- Given records -
***
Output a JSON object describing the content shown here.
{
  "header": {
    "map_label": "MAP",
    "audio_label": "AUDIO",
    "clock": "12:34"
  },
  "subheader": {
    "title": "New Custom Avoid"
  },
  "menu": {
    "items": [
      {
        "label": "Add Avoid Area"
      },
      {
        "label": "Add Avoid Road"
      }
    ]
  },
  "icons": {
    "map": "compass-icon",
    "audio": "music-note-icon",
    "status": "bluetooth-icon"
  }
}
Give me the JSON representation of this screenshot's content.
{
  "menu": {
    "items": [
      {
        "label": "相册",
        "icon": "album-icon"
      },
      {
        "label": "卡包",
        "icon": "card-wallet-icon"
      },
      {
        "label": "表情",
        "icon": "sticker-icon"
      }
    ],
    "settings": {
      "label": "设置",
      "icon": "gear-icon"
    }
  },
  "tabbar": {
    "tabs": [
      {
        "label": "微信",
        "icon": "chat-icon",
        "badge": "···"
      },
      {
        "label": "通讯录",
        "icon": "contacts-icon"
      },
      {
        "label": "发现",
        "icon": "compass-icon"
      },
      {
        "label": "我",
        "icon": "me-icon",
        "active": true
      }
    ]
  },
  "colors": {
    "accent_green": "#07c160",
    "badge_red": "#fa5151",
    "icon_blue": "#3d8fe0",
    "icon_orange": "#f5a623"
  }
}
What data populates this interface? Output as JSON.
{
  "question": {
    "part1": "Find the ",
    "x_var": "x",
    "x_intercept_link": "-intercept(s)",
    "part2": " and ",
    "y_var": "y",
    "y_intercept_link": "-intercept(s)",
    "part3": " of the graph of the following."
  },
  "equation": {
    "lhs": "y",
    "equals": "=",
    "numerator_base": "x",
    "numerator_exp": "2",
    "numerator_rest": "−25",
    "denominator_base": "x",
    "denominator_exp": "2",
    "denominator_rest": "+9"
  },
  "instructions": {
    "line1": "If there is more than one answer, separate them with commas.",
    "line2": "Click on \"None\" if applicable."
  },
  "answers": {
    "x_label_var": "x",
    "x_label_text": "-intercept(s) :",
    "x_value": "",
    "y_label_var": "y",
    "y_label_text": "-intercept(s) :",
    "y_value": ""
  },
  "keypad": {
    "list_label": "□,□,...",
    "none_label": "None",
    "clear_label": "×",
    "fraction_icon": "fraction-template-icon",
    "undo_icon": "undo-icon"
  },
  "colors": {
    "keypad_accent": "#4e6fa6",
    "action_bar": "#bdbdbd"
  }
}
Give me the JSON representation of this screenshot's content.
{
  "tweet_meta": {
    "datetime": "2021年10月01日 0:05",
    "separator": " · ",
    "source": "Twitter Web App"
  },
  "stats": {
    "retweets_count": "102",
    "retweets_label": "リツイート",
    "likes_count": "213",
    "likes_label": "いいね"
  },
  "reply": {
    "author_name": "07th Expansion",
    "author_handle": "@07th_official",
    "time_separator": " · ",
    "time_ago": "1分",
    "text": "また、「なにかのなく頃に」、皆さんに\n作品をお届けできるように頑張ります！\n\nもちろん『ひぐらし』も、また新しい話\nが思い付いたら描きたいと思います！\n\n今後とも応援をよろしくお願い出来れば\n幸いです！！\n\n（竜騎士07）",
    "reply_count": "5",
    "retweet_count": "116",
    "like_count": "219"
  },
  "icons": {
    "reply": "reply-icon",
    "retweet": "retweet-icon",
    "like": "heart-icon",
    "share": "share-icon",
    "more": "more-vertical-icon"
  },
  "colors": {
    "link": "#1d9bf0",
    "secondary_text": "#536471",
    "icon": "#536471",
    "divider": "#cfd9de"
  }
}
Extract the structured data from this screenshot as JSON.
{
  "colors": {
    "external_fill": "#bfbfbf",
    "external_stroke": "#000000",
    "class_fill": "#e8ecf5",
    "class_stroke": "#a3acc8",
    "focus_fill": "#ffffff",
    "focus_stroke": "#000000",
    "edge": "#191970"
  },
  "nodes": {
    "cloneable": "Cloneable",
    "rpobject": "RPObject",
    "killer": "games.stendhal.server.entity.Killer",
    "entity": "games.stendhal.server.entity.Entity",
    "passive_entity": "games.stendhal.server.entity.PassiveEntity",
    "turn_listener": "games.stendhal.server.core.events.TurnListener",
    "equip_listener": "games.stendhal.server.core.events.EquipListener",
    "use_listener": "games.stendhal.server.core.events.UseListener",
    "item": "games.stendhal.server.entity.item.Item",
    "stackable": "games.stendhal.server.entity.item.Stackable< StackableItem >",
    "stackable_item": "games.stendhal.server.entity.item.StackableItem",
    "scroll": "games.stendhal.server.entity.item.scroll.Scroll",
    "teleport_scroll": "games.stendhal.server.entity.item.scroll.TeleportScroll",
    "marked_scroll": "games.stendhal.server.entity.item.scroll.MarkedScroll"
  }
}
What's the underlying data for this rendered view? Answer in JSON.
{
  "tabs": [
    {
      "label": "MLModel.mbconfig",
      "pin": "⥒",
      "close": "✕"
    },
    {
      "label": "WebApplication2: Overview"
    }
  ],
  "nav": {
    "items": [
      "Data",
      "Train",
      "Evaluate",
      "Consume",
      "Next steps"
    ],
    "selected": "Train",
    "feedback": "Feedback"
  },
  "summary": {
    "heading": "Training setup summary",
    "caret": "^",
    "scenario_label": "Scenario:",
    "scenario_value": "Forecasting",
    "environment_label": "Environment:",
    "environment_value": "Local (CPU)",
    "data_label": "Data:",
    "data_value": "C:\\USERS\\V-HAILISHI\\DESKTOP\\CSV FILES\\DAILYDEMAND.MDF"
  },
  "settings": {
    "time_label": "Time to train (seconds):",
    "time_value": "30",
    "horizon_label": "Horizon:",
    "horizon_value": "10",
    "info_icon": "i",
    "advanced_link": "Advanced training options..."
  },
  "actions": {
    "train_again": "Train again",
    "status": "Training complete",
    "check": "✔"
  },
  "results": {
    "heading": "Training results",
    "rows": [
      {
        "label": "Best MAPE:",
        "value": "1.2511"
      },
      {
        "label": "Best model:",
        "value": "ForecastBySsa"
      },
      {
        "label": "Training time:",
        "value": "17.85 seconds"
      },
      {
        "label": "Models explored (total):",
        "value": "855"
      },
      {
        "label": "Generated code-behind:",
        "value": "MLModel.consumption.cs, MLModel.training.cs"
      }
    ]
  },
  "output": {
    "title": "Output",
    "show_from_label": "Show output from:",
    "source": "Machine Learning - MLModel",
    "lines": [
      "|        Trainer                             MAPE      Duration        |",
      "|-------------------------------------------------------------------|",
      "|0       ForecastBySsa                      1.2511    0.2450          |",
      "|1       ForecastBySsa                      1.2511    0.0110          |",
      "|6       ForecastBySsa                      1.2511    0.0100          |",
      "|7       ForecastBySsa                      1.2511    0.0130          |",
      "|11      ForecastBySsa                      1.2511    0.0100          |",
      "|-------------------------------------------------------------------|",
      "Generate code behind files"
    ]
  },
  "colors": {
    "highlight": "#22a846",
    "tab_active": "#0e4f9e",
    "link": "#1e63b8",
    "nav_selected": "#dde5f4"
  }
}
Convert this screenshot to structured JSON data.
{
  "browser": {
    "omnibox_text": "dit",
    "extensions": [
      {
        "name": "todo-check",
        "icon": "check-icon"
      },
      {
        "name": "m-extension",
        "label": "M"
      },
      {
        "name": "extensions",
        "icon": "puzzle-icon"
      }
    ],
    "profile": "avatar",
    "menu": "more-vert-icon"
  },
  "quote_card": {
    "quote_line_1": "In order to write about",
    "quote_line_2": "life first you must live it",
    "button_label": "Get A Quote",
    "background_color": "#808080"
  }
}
***
- Exercise requirements -
In the records, locate each line holding the string "MAPE" and copy it.

- Solution below -
        "label": "Best MAPE:",
      "|        Trainer                             MAPE      Duration        |",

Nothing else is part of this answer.